:: Raw data

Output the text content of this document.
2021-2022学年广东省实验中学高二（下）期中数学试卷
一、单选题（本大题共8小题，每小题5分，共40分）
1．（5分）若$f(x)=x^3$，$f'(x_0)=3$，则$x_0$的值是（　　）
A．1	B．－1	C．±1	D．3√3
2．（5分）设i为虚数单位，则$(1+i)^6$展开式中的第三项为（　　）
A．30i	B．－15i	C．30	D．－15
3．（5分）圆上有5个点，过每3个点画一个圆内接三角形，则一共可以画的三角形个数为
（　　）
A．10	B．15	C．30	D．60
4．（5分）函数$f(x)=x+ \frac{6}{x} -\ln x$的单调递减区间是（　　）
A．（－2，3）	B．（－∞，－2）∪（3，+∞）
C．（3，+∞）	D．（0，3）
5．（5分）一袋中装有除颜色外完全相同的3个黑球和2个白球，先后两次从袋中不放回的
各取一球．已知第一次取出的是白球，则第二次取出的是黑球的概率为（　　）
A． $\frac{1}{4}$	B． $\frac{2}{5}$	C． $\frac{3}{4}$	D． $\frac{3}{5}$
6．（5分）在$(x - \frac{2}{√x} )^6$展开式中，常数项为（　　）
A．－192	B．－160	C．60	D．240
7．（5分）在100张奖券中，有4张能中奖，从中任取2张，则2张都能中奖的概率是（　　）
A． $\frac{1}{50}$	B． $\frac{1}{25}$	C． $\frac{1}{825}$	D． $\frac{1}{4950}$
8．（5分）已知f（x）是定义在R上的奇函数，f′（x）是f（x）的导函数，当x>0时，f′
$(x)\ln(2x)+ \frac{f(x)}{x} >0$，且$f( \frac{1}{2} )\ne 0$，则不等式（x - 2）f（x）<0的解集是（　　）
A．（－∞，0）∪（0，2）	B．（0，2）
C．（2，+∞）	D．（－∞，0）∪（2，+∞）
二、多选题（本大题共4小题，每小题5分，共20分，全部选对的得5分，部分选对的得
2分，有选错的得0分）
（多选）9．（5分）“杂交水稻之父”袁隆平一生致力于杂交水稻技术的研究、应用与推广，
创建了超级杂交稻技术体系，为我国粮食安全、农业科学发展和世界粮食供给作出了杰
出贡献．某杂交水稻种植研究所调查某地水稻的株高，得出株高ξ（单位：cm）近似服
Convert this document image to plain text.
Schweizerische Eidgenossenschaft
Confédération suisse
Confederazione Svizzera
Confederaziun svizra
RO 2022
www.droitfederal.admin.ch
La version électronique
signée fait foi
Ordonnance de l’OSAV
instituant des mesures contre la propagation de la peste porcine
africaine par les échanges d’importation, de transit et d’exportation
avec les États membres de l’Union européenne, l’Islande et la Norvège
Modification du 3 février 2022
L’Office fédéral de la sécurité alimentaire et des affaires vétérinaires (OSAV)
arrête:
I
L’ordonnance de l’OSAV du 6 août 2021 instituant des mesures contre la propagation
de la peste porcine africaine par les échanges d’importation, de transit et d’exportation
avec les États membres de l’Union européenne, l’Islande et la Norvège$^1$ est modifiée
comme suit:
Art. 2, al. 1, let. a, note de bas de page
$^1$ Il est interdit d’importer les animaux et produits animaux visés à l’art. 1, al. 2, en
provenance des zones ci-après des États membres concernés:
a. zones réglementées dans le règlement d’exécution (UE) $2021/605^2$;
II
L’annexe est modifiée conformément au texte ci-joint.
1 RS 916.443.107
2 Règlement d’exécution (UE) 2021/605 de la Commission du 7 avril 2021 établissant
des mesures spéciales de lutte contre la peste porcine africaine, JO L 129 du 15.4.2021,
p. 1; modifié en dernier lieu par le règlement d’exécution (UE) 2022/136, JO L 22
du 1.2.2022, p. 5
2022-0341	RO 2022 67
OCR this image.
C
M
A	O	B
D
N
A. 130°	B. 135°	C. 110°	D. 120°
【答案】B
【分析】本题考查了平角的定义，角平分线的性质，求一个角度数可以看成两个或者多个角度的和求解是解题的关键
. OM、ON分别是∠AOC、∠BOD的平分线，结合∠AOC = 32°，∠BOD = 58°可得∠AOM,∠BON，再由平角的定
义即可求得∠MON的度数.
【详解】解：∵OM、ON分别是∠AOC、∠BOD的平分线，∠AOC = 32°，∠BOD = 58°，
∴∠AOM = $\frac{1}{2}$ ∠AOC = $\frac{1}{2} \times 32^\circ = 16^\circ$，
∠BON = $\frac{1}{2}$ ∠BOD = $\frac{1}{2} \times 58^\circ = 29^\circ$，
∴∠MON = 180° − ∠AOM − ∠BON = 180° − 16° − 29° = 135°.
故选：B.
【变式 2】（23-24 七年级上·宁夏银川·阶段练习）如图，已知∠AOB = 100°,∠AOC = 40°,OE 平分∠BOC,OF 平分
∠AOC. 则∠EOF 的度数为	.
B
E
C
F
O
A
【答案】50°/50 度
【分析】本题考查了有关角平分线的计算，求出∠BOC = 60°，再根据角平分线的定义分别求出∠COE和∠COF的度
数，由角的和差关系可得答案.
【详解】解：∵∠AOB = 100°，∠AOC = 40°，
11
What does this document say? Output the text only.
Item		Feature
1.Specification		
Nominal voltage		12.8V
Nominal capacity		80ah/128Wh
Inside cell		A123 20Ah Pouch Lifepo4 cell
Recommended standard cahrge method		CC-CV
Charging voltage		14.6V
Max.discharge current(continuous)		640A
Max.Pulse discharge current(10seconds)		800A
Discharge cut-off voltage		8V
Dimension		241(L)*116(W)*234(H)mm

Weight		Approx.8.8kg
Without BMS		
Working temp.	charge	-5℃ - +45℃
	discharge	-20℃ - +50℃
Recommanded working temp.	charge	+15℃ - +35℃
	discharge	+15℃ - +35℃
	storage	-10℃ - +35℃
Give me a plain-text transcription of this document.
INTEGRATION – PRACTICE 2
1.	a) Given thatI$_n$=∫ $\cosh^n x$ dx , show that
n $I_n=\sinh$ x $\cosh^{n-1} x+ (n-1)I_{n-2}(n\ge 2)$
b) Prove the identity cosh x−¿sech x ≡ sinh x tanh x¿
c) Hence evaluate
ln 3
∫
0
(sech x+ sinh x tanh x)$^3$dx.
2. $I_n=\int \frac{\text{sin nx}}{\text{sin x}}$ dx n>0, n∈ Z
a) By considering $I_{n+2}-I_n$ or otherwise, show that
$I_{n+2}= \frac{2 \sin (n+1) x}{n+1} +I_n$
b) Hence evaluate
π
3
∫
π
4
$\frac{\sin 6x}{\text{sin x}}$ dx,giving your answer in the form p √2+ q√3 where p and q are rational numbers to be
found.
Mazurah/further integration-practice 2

::::

Problem: Copy out every line that includes the word "Union".

Task answer:
avec les États membres de l’Union européenne, l’Islande et la Norvège
avec les États membres de l’Union européenne, l’Islande et la Norvège$^1$ est modifiée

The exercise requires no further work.